● **TASK INSTRUCTIONS**: Go through the material and write it all out exactly, minus the pictures.
INPUT start
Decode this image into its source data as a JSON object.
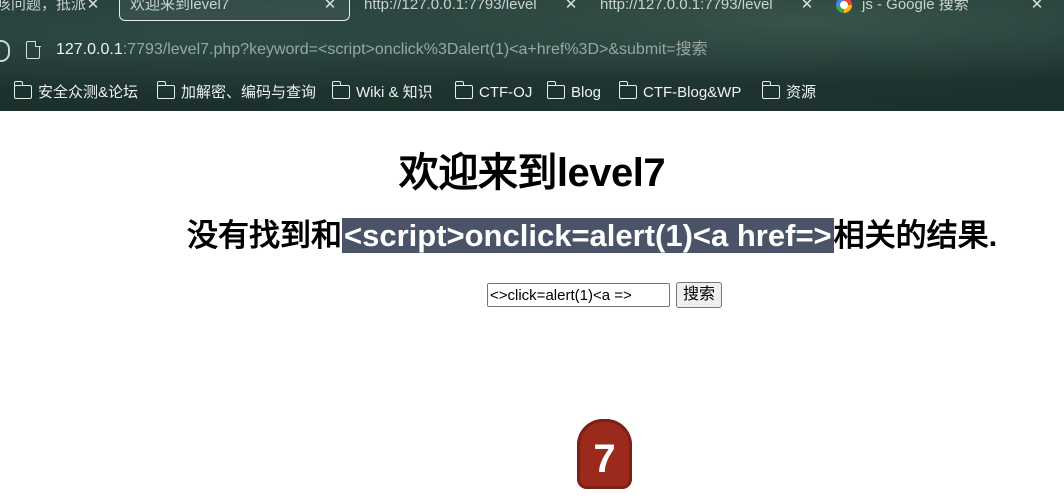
{
  "browser": {
    "tabs": [
      {
        "title": "咳问题，抵派",
        "active": false
      },
      {
        "title": "欢迎来到level7",
        "active": true
      },
      {
        "title": "http://127.0.0.1:7793/level",
        "active": false
      },
      {
        "title": "http://127.0.0.1:7793/level",
        "active": false
      },
      {
        "title": "js - Google 搜索",
        "active": false
      }
    ],
    "tab_close_glyph": "✕",
    "url_host": "127.0.0.1",
    "url_rest": ":7793/level7.php?keyword=<script>onclick%3Dalert(1)<a+href%3D>&submit=搜索",
    "bookmarks": [
      "安全众测&论坛",
      "加解密、编码与查询",
      "Wiki & 知识",
      "CTF-OJ",
      "Blog",
      "CTF-Blog&WP",
      "资源"
    ]
  },
  "page": {
    "heading": "欢迎来到level7",
    "result_prefix": "没有找到和",
    "result_keyword": "<script>onclick=alert(1)<a href=>",
    "result_suffix": "相关的结果.",
    "search_input_value": "<>click=alert(1)<a =>",
    "search_button_label": "搜索",
    "badge_text": "7"
  },
  "colors": {
    "highlight_bg": "#4a5368",
    "badge_bg": "#9b2a1d",
    "chrome_bg": "#1f3530"
  }
}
INPUT end
● **WRITTEN SOLUTION**:
Decode this image into its source data as a JSON object.
{
  "browser": {
    "tabs": [
      {
        "title": "咳问题，抵派",
        "active": false
      },
      {
        "title": "欢迎来到level7",
        "active": true
      },
      {
        "title": "http://127.0.0.1:7793/level",
        "active": false
      },
      {
        "title": "http://127.0.0.1:7793/level",
        "active": false
      },
      {
        "title": "js - Google 搜索",
        "active": false
      }
    ],
    "tab_close_glyph": "✕",
    "url_host": "127.0.0.1",
    "url_rest": ":7793/level7.php?keyword=<script>onclick%3Dalert(1)<a+href%3D>&submit=搜索",
    "bookmarks": [
      "安全众测&论坛",
      "加解密、编码与查询",
      "Wiki & 知识",
      "CTF-OJ",
      "Blog",
      "CTF-Blog&WP",
      "资源"
    ]
  },
  "page": {
    "heading": "欢迎来到level7",
    "result_prefix": "没有找到和",
    "result_keyword": "<script>onclick=alert(1)<a href=>",
    "result_suffix": "相关的结果.",
    "search_input_value": "<>click=alert(1)<a =>",
    "search_button_label": "搜索",
    "badge_text": "7"
  },
  "colors": {
    "highlight_bg": "#4a5368",
    "badge_bg": "#9b2a1d",
    "chrome_bg": "#1f3530"
  }
}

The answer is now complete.